→ **WHAT THIS TASK INVOLVES**: Pull out each line of the records holding the string "работы".

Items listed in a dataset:
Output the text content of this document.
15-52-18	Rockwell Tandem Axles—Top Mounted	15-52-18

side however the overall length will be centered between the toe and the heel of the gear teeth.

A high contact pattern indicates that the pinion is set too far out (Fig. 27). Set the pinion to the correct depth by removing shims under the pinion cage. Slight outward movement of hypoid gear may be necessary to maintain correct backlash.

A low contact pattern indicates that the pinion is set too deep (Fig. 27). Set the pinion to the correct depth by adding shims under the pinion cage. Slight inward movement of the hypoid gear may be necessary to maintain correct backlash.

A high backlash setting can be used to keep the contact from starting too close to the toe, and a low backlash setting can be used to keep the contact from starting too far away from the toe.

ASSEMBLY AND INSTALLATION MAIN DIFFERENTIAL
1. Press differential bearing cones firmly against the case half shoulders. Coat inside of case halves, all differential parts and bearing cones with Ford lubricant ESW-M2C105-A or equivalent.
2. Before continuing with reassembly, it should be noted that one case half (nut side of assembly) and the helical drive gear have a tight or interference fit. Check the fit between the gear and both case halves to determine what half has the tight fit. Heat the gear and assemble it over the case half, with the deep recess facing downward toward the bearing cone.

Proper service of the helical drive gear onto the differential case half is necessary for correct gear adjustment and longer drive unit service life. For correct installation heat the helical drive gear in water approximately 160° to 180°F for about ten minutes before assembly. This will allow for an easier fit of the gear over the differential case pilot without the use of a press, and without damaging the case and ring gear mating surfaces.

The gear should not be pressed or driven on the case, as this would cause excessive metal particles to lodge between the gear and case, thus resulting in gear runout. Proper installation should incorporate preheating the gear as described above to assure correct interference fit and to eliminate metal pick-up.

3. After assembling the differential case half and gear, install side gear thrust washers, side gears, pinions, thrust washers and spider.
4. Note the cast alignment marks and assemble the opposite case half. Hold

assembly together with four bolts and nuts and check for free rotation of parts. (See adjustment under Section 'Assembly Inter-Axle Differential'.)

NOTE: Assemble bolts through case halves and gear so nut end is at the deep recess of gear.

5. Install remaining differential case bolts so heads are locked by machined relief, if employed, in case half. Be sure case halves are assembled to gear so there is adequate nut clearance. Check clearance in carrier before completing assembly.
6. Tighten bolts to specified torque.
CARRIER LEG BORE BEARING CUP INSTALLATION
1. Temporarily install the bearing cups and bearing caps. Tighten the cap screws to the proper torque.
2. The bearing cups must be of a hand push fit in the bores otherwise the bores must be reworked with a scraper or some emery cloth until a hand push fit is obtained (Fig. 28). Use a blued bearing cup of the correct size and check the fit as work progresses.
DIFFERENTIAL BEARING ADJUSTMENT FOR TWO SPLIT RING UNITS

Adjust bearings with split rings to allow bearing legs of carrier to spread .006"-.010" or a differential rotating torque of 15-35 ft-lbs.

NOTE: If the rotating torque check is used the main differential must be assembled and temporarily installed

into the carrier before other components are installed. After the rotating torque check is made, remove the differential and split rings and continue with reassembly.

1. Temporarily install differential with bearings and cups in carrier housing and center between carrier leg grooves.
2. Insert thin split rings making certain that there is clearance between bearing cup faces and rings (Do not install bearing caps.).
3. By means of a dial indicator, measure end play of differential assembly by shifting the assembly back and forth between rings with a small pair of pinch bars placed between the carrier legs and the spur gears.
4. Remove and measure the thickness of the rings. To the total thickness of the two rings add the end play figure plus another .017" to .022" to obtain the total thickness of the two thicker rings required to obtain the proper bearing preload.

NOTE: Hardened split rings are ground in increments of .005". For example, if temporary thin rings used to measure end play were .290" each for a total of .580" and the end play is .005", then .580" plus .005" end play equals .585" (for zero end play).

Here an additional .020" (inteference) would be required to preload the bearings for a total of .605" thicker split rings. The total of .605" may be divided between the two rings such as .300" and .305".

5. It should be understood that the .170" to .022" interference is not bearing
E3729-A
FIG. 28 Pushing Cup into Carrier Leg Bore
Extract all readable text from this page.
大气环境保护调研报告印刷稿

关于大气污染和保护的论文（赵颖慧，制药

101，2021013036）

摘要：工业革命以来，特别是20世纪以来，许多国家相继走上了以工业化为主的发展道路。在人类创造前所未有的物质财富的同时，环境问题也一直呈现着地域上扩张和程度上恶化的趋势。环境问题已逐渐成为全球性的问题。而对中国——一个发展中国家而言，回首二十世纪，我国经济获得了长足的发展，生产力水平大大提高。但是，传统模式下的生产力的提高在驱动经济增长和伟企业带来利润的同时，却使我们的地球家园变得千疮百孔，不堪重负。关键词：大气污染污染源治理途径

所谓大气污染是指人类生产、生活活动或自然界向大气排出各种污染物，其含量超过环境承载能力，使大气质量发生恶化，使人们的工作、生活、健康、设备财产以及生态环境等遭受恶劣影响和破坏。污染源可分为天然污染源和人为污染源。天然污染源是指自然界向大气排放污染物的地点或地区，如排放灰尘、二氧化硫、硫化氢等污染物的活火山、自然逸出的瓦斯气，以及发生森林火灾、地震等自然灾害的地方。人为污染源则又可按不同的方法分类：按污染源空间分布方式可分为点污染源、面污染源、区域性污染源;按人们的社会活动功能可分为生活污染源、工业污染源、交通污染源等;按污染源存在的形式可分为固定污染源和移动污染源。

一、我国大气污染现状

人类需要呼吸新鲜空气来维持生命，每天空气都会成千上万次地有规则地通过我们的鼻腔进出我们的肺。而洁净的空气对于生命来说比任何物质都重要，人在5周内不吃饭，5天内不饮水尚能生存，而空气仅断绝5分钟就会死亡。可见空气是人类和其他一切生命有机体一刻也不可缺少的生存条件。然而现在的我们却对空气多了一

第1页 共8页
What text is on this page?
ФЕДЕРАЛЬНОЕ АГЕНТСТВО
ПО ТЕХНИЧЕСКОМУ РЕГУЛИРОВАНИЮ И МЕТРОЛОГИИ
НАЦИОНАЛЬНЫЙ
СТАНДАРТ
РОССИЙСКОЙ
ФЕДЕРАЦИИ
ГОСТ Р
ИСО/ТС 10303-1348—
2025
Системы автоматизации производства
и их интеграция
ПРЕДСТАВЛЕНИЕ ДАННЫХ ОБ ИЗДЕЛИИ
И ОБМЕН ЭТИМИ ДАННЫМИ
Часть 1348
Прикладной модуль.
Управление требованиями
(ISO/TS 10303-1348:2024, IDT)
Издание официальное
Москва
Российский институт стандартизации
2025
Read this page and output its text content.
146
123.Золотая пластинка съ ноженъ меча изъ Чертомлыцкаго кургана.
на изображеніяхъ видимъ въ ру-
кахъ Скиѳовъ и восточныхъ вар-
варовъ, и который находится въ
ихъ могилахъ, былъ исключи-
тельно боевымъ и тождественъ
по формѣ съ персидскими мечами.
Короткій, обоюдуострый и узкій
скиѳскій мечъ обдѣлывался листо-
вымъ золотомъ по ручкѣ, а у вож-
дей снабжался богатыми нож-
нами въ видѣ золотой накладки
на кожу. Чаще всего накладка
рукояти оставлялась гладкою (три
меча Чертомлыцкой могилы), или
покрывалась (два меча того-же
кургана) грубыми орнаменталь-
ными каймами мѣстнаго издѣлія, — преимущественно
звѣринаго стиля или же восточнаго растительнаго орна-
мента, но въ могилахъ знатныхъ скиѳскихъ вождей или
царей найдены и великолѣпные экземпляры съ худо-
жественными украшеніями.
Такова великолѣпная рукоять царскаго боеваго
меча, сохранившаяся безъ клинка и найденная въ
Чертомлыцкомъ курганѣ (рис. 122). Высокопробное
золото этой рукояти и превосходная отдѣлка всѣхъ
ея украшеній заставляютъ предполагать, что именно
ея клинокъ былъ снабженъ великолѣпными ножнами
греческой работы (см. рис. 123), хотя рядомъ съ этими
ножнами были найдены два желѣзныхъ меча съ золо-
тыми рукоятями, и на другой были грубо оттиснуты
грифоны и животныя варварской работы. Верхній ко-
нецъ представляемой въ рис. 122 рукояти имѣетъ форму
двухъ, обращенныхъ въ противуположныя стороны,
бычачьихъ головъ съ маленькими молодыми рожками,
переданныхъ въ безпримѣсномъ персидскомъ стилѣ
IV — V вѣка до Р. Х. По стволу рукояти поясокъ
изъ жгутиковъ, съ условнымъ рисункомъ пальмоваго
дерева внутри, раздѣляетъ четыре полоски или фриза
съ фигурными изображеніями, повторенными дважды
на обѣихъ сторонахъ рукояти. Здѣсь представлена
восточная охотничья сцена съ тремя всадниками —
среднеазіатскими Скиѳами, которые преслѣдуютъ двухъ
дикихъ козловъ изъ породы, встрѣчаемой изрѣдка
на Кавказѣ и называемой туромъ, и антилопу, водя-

→ **REPLY**:
греческой работы (см. рис. 123), хотя рядомъ съ этими
грифоны и животныя варварской работы. Верхній ко-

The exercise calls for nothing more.